Given problem :: Omit the pictures and return every entry exactly as written.
-- START OF Entries provided --
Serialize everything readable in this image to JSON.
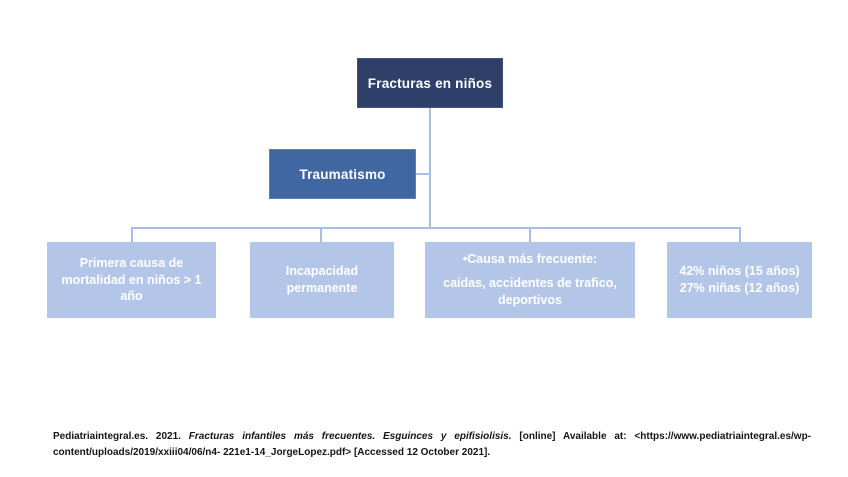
{
  "colors": {
    "root_fill": "#2e4069",
    "level2_fill": "#4167a2",
    "leaf_fill": "#b4c6e7",
    "connector": "#a9bee1",
    "node_text": "#ffffff",
    "citation_text": "#141414",
    "background": "#ffffff"
  },
  "diagram": {
    "root": {
      "label": "Fracturas en niños"
    },
    "level2": {
      "label": "Traumatismo"
    },
    "leaves": [
      {
        "text": "Primera causa de mortalidad en niños > 1 año"
      },
      {
        "text": "Incapacidad permanente"
      },
      {
        "bullet_line": "•Causa más frecuente:",
        "detail_line": "caídas, accidentes de trafico, deportivos"
      },
      {
        "line1": "42% niños (15 años)",
        "line2": "27% niñas (12 años)"
      }
    ]
  },
  "citation": {
    "line1_prefix": "Pediatriaintegral.es. 2021.",
    "line1_title_italic": "Fracturas infantiles más frecuentes. Esguinces y epifisiolisis.",
    "line1_rest": "[online] Available at: <https://www.pediatriaintegral.es/wp-",
    "line2": "content/uploads/2019/xxiii04/06/n4- 221e1-14_JorgeLopez.pdf> [Accessed 12 October 2021]."
  }
}
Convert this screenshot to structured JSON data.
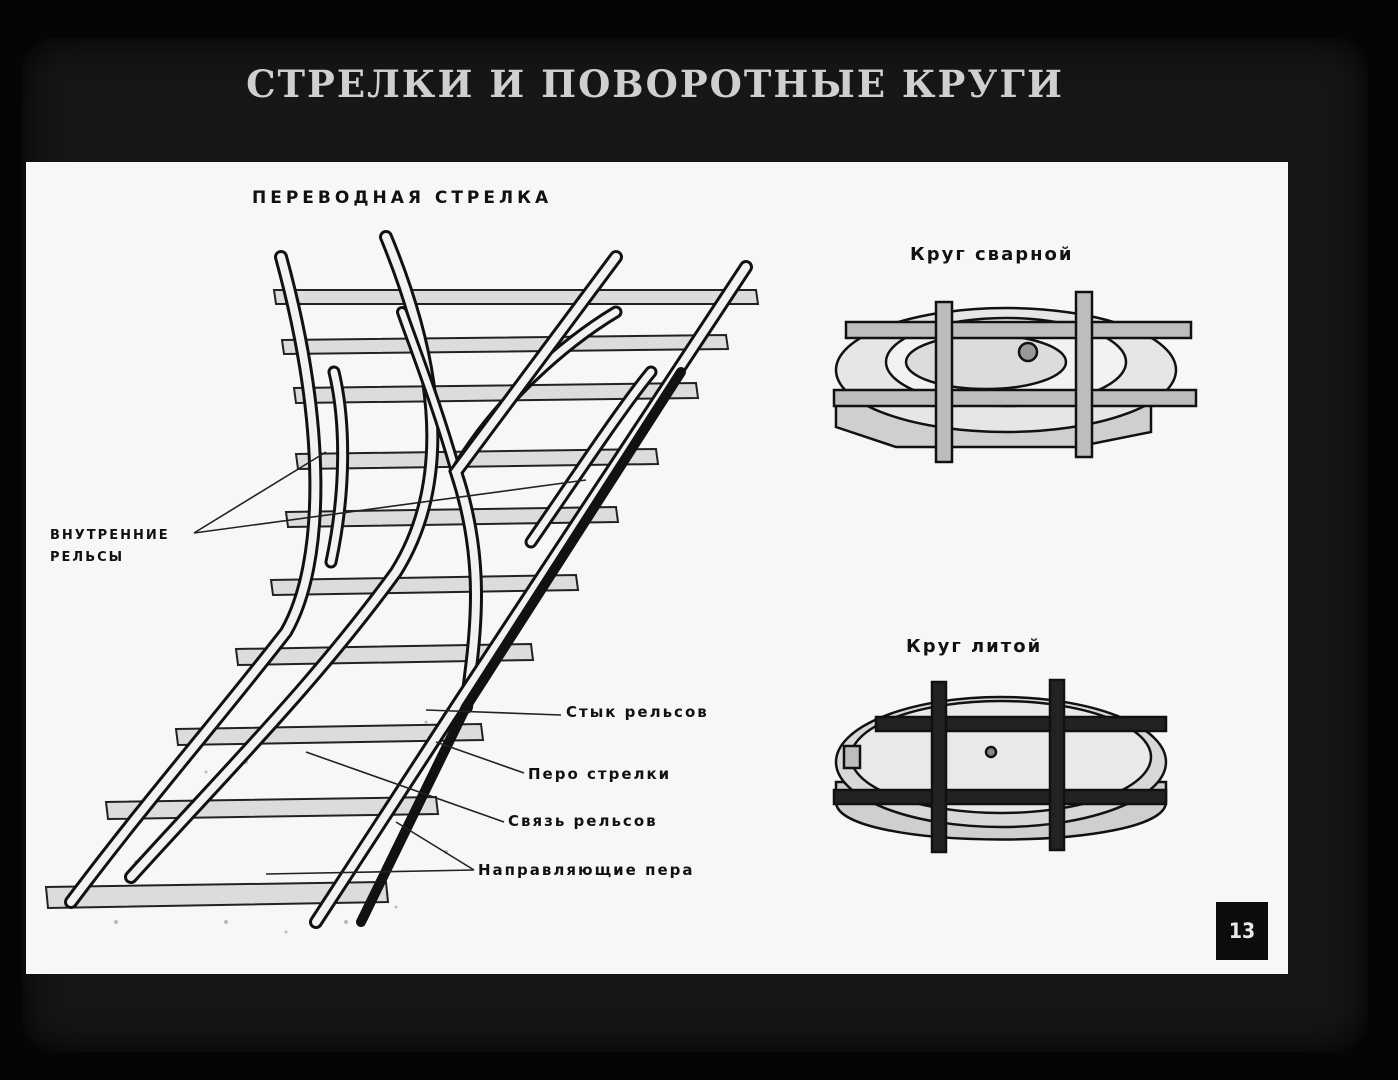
{
  "title": "СТРЕЛКИ И ПОВОРОТНЫЕ КРУГИ",
  "labels": {
    "main": "ПЕРЕВОДНАЯ СТРЕЛКА",
    "welded": "Круг сварной",
    "cast": "Круг литой",
    "inner_line1": "ВНУТРЕННИЕ",
    "inner_line2": "РЕЛЬСЫ",
    "joint": "Стык рельсов",
    "switch_blade": "Перо стрелки",
    "rail_tie": "Связь рельсов",
    "guide_blades": "Направляющие пера"
  },
  "page_number": "13",
  "colors": {
    "background": "#050505",
    "frame": "#161616",
    "panel": "#f7f7f5",
    "ink": "#111111"
  }
}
-- END OF Entries provided --
Response ::
Serialize everything readable in this image to JSON.
{
  "colors": {
    "root_fill": "#2e4069",
    "level2_fill": "#4167a2",
    "leaf_fill": "#b4c6e7",
    "connector": "#a9bee1",
    "node_text": "#ffffff",
    "citation_text": "#141414",
    "background": "#ffffff"
  },
  "diagram": {
    "root": {
      "label": "Fracturas en niños"
    },
    "level2": {
      "label": "Traumatismo"
    },
    "leaves": [
      {
        "text": "Primera causa de mortalidad en niños > 1 año"
      },
      {
        "text": "Incapacidad permanente"
      },
      {
        "bullet_line": "•Causa más frecuente:",
        "detail_line": "caídas, accidentes de trafico, deportivos"
      },
      {
        "line1": "42% niños (15 años)",
        "line2": "27% niñas (12 años)"
      }
    ]
  },
  "citation": {
    "line1_prefix": "Pediatriaintegral.es. 2021.",
    "line1_title_italic": "Fracturas infantiles más frecuentes. Esguinces y epifisiolisis.",
    "line1_rest": "[online] Available at: <https://www.pediatriaintegral.es/wp-",
    "line2": "content/uploads/2019/xxiii04/06/n4- 221e1-14_JorgeLopez.pdf> [Accessed 12 October 2021]."
  }
}
Convert this screenshot to structured JSON data.
{
  "title": "СТРЕЛКИ И ПОВОРОТНЫЕ КРУГИ",
  "labels": {
    "main": "ПЕРЕВОДНАЯ СТРЕЛКА",
    "welded": "Круг сварной",
    "cast": "Круг литой",
    "inner_line1": "ВНУТРЕННИЕ",
    "inner_line2": "РЕЛЬСЫ",
    "joint": "Стык рельсов",
    "switch_blade": "Перо стрелки",
    "rail_tie": "Связь рельсов",
    "guide_blades": "Направляющие пера"
  },
  "page_number": "13",
  "colors": {
    "background": "#050505",
    "frame": "#161616",
    "panel": "#f7f7f5",
    "ink": "#111111"
  }
}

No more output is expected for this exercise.